Convert each line of the listing below into a JSON list of strings, one string per line. Skip blank lines and leave the pictures out.

Listings of boxed layout items
--- BEGIN ---
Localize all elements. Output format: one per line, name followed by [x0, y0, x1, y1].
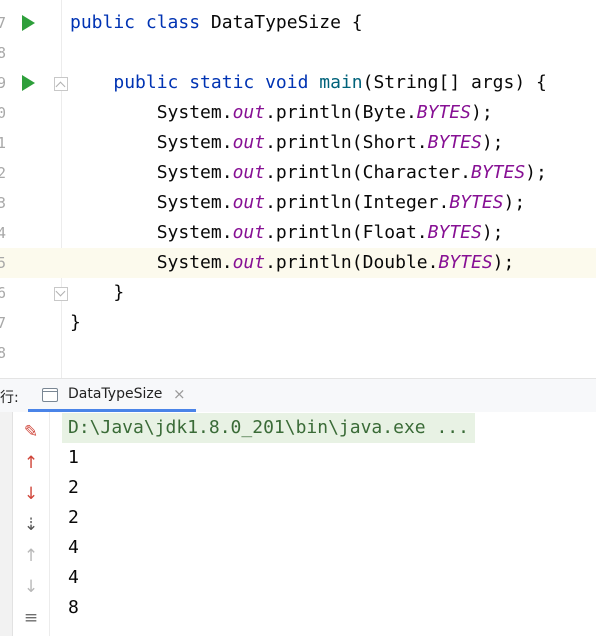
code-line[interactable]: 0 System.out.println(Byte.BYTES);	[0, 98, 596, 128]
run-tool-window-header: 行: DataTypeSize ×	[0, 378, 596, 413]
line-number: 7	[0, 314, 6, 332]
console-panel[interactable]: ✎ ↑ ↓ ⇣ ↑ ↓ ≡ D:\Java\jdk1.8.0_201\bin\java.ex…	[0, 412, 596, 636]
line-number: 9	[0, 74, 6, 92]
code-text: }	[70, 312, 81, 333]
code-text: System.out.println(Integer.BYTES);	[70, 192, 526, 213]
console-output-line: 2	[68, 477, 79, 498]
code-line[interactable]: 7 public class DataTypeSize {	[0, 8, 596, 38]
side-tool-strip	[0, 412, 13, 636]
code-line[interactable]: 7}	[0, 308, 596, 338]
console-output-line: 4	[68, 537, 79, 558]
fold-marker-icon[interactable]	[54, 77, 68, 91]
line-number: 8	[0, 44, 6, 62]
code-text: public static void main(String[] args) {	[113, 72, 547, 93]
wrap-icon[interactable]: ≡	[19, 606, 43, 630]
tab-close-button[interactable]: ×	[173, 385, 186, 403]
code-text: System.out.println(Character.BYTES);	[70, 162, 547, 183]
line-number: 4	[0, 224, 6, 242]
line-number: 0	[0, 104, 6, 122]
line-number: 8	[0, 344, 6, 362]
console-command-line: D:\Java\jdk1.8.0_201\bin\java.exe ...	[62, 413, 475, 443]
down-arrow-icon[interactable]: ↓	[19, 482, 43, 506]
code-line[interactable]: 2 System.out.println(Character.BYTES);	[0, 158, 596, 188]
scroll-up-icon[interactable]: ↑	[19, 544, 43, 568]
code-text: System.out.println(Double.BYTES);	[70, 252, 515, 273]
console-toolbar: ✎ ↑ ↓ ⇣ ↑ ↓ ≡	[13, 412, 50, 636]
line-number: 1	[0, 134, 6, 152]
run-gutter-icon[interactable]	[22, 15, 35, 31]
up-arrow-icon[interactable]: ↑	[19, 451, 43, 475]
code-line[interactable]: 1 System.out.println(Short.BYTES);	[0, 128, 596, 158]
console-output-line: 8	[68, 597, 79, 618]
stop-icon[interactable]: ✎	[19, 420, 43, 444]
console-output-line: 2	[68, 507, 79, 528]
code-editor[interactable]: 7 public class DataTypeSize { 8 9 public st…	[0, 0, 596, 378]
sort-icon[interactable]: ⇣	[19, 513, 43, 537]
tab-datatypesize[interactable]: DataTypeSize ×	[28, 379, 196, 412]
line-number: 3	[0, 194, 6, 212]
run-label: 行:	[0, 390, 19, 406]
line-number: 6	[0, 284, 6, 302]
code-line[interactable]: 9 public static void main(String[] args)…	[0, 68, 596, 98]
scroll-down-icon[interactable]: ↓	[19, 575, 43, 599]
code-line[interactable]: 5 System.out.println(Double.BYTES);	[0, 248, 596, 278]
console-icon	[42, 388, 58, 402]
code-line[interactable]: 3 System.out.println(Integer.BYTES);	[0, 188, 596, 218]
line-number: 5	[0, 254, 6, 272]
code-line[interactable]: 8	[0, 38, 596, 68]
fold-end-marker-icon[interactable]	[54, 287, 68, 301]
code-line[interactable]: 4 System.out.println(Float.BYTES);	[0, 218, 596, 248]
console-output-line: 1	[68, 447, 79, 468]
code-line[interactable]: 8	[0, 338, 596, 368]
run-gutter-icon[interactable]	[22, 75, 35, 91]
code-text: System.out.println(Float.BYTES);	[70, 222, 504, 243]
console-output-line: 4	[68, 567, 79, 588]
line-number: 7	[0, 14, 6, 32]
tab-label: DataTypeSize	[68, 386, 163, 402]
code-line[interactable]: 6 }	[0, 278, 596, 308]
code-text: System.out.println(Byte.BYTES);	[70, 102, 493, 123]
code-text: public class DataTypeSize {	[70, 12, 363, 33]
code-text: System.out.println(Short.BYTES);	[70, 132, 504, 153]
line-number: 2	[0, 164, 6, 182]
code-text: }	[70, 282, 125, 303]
--- END ---
Response to this task
[
  "Localize all elements. Output format: one per line, name followed by [x0, y0, x1, y1].",
  "code-line[interactable]: 0 System.out.println(Byte.BYTES);\t[0, 98, 596, 128]",
  "run-tool-window-header: 行: DataTypeSize ×\t[0, 378, 596, 413]",
  "line-number: 7\t[0, 314, 6, 332]",
  "console-panel[interactable]: ✎ ↑ ↓ ⇣ ↑ ↓ ≡ D:\\Java\\jdk1.8.0_201\\bin\\java.ex…\t[0, 412, 596, 636]",
  "line-number: 9\t[0, 74, 6, 92]",
  "code-text: }\t[70, 312, 81, 333]",
  "code-text: System.out.println(Integer.BYTES);\t[70, 192, 526, 213]",
  "console-output-line: 2\t[68, 477, 79, 498]",
  "code-line[interactable]: 7 public class DataTypeSize {\t[0, 8, 596, 38]",
  "side-tool-strip\t[0, 412, 13, 636]",
  "code-line[interactable]: 7}\t[0, 308, 596, 338]",
  "console-output-line: 4\t[68, 537, 79, 558]",
  "fold-marker-icon[interactable]\t[54, 77, 68, 91]",
  "line-number: 8\t[0, 44, 6, 62]",
  "code-text: public static void main(String[] args) {\t[113, 72, 547, 93]",
  "wrap-icon[interactable]: ≡\t[19, 606, 43, 630]",
  "tab-close-button[interactable]: ×\t[173, 385, 186, 403]",
  "code-text: System.out.println(Character.BYTES);\t[70, 162, 547, 183]",
  "line-number: 4\t[0, 224, 6, 242]",
  "line-number: 0\t[0, 104, 6, 122]",
  "line-number: 8\t[0, 344, 6, 362]",
  "console-command-line: D:\\Java\\jdk1.8.0_201\\bin\\java.exe ...\t[62, 413, 475, 443]",
  "down-arrow-icon[interactable]: ↓\t[19, 482, 43, 506]",
  "code-line[interactable]: 2 System.out.println(Character.BYTES);\t[0, 158, 596, 188]",
  "scroll-up-icon[interactable]: ↑\t[19, 544, 43, 568]",
  "code-text: System.out.println(Double.BYTES);\t[70, 252, 515, 273]",
  "console-toolbar: ✎ ↑ ↓ ⇣ ↑ ↓ ≡\t[13, 412, 50, 636]",
  "line-number: 1\t[0, 134, 6, 152]",
  "run-gutter-icon[interactable]\t[22, 15, 35, 31]",
  "up-arrow-icon[interactable]: ↑\t[19, 451, 43, 475]",
  "code-line[interactable]: 1 System.out.println(Short.BYTES);\t[0, 128, 596, 158]",
  "console-output-line: 8\t[68, 597, 79, 618]",
  "stop-icon[interactable]: ✎\t[19, 420, 43, 444]",
  "console-output-line: 2\t[68, 507, 79, 528]",
  "code-editor[interactable]: 7 public class DataTypeSize { 8 9 public st…\t[0, 0, 596, 378]",
  "sort-icon[interactable]: ⇣\t[19, 513, 43, 537]",
  "tab-datatypesize[interactable]: DataTypeSize ×\t[28, 379, 196, 412]",
  "line-number: 3\t[0, 194, 6, 212]",
  "run-label: 行:\t[0, 390, 19, 406]",
  "line-number: 6\t[0, 284, 6, 302]",
  "code-line[interactable]: 9 public static void main(String[] args)…\t[0, 68, 596, 98]",
  "scroll-down-icon[interactable]: ↓\t[19, 575, 43, 599]",
  "code-line[interactable]: 5 System.out.println(Double.BYTES);\t[0, 248, 596, 278]",
  "console-icon\t[42, 388, 58, 402]",
  "code-line[interactable]: 3 System.out.println(Integer.BYTES);\t[0, 188, 596, 218]",
  "line-number: 5\t[0, 254, 6, 272]",
  "code-line[interactable]: 8\t[0, 38, 596, 68]",
  "fold-end-marker-icon[interactable]\t[54, 287, 68, 301]",
  "code-line[interactable]: 4 System.out.println(Float.BYTES);\t[0, 218, 596, 248]",
  "console-output-line: 1\t[68, 447, 79, 468]",
  "code-line[interactable]: 8\t[0, 338, 596, 368]",
  "run-gutter-icon[interactable]\t[22, 75, 35, 91]",
  "code-text: System.out.println(Float.BYTES);\t[70, 222, 504, 243]",
  "console-output-line: 4\t[68, 567, 79, 588]",
  "line-number: 7\t[0, 14, 6, 32]",
  "tab-label: DataTypeSize\t[68, 386, 163, 402]",
  "code-line[interactable]: 6 }\t[0, 278, 596, 308]",
  "code-text: System.out.println(Byte.BYTES);\t[70, 102, 493, 123]",
  "code-text: public class DataTypeSize {\t[70, 12, 363, 33]",
  "code-text: System.out.println(Short.BYTES);\t[70, 132, 504, 153]",
  "line-number: 2\t[0, 164, 6, 182]",
  "code-text: }\t[70, 282, 125, 303]"
]